Rows from a dataset:
-----

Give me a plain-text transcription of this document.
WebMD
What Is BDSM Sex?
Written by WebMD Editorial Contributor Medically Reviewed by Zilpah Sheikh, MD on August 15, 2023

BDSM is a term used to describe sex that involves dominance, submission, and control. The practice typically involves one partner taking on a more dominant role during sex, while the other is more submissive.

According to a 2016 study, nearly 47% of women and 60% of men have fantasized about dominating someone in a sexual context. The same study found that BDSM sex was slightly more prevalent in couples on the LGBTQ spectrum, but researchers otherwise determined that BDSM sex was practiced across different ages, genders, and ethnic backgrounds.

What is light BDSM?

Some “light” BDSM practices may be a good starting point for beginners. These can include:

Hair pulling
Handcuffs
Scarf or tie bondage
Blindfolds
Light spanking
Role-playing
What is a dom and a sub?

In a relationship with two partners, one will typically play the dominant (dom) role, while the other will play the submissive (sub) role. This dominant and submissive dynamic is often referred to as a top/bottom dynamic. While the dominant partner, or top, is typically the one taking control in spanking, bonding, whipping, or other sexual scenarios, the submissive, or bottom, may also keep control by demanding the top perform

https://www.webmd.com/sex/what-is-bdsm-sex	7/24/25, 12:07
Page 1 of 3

-----

### BRIEF
Each line above is to be repeated exactly.

### EXERCISE ANSWER
Give me a plain-text transcription of this document.
WebMD
What Is BDSM Sex?
Written by WebMD Editorial Contributor Medically Reviewed by Zilpah Sheikh, MD on August 15, 2023

BDSM is a term used to describe sex that involves dominance, submission, and control. The practice typically involves one partner taking on a more dominant role during sex, while the other is more submissive.

According to a 2016 study, nearly 47% of women and 60% of men have fantasized about dominating someone in a sexual context. The same study found that BDSM sex was slightly more prevalent in couples on the LGBTQ spectrum, but researchers otherwise determined that BDSM sex was practiced across different ages, genders, and ethnic backgrounds.

What is light BDSM?

Some “light” BDSM practices may be a good starting point for beginners. These can include:

Hair pulling
Handcuffs
Scarf or tie bondage
Blindfolds
Light spanking
Role-playing
What is a dom and a sub?

In a relationship with two partners, one will typically play the dominant (dom) role, while the other will play the submissive (sub) role. This dominant and submissive dynamic is often referred to as a top/bottom dynamic. While the dominant partner, or top, is typically the one taking control in spanking, bonding, whipping, or other sexual scenarios, the submissive, or bottom, may also keep control by demanding the top perform

https://www.webmd.com/sex/what-is-bdsm-sex	7/24/25, 12:07
Page 1 of 3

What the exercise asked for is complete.